▶ **Instructions for the task**: Would you copy out the whole listing exactly as given?

---+---

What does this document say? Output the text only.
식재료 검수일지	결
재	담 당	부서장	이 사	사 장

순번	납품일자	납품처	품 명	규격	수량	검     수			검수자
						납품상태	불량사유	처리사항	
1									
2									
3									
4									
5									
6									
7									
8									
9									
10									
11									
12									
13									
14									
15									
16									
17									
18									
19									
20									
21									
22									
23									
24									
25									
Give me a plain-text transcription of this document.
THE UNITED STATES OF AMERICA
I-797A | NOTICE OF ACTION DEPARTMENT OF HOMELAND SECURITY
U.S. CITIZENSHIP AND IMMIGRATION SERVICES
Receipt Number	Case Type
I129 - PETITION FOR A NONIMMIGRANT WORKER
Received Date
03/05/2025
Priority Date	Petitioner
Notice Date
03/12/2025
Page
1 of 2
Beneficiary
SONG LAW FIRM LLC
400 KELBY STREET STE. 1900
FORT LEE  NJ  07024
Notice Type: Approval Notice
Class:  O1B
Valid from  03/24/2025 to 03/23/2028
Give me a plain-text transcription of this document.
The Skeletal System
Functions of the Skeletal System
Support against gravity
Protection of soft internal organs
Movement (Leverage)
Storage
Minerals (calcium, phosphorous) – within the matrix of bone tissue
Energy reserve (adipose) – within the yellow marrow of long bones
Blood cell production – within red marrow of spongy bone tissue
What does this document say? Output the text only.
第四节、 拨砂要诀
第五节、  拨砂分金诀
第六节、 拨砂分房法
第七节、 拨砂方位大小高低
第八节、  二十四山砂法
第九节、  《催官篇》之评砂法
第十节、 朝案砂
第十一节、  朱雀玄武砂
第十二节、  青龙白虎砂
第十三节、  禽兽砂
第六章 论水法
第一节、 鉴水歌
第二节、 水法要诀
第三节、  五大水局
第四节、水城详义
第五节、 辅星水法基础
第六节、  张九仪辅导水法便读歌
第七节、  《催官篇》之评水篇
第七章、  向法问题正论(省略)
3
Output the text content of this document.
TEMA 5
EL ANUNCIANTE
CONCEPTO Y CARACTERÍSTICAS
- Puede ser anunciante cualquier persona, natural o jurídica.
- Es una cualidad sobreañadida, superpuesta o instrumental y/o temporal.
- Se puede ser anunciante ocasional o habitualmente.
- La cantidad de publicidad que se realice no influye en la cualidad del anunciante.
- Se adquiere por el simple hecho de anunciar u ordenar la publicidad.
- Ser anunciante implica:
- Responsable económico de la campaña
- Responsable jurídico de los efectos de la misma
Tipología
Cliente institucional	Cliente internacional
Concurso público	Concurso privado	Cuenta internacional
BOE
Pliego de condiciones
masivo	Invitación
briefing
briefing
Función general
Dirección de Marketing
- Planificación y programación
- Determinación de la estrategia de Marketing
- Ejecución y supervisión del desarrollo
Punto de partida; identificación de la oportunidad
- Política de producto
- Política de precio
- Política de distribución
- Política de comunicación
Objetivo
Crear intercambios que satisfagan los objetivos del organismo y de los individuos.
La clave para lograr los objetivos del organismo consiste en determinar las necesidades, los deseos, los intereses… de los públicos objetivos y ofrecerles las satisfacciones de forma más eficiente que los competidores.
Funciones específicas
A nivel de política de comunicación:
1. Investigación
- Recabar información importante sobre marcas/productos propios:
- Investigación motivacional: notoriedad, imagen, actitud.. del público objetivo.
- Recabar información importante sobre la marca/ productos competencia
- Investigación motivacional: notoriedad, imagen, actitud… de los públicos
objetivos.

---+---

▶ **Full solution**:
What does this document say? Output the text only.
식재료 검수일지	결
재	담 당	부서장	이 사	사 장

순번	납품일자	납품처	품 명	규격	수량	검     수			검수자
						납품상태	불량사유	처리사항	
1									
2									
3									
4									
5									
6									
7									
8									
9									
10									
11									
12									
13									
14									
15									
16									
17									
18									
19									
20									
21									
22									
23									
24									
25									
Give me a plain-text transcription of this document.
THE UNITED STATES OF AMERICA
I-797A | NOTICE OF ACTION DEPARTMENT OF HOMELAND SECURITY
U.S. CITIZENSHIP AND IMMIGRATION SERVICES
Receipt Number	Case Type
I129 - PETITION FOR A NONIMMIGRANT WORKER
Received Date
03/05/2025
Priority Date	Petitioner
Notice Date
03/12/2025
Page
1 of 2
Beneficiary
SONG LAW FIRM LLC
400 KELBY STREET STE. 1900
FORT LEE  NJ  07024
Notice Type: Approval Notice
Class:  O1B
Valid from  03/24/2025 to 03/23/2028
Give me a plain-text transcription of this document.
The Skeletal System
Functions of the Skeletal System
Support against gravity
Protection of soft internal organs
Movement (Leverage)
Storage
Minerals (calcium, phosphorous) – within the matrix of bone tissue
Energy reserve (adipose) – within the yellow marrow of long bones
Blood cell production – within red marrow of spongy bone tissue
What does this document say? Output the text only.
第四节、 拨砂要诀
第五节、  拨砂分金诀
第六节、 拨砂分房法
第七节、 拨砂方位大小高低
第八节、  二十四山砂法
第九节、  《催官篇》之评砂法
第十节、 朝案砂
第十一节、  朱雀玄武砂
第十二节、  青龙白虎砂
第十三节、  禽兽砂
第六章 论水法
第一节、 鉴水歌
第二节、 水法要诀
第三节、  五大水局
第四节、水城详义
第五节、 辅星水法基础
第六节、  张九仪辅导水法便读歌
第七节、  《催官篇》之评水篇
第七章、  向法问题正论(省略)
3
Output the text content of this document.
TEMA 5
EL ANUNCIANTE
CONCEPTO Y CARACTERÍSTICAS
- Puede ser anunciante cualquier persona, natural o jurídica.
- Es una cualidad sobreañadida, superpuesta o instrumental y/o temporal.
- Se puede ser anunciante ocasional o habitualmente.
- La cantidad de publicidad que se realice no influye en la cualidad del anunciante.
- Se adquiere por el simple hecho de anunciar u ordenar la publicidad.
- Ser anunciante implica:
- Responsable económico de la campaña
- Responsable jurídico de los efectos de la misma
Tipología
Cliente institucional	Cliente internacional
Concurso público	Concurso privado	Cuenta internacional
BOE
Pliego de condiciones
masivo	Invitación
briefing
briefing
Función general
Dirección de Marketing
- Planificación y programación
- Determinación de la estrategia de Marketing
- Ejecución y supervisión del desarrollo
Punto de partida; identificación de la oportunidad
- Política de producto
- Política de precio
- Política de distribución
- Política de comunicación
Objetivo
Crear intercambios que satisfagan los objetivos del organismo y de los individuos.
La clave para lograr los objetivos del organismo consiste en determinar las necesidades, los deseos, los intereses… de los públicos objetivos y ofrecerles las satisfacciones de forma más eficiente que los competidores.
Funciones específicas
A nivel de política de comunicación:
1. Investigación
- Recabar información importante sobre marcas/productos propios:
- Investigación motivacional: notoriedad, imagen, actitud.. del público objetivo.
- Recabar información importante sobre la marca/ productos competencia
- Investigación motivacional: notoriedad, imagen, actitud… de los públicos
objetivos.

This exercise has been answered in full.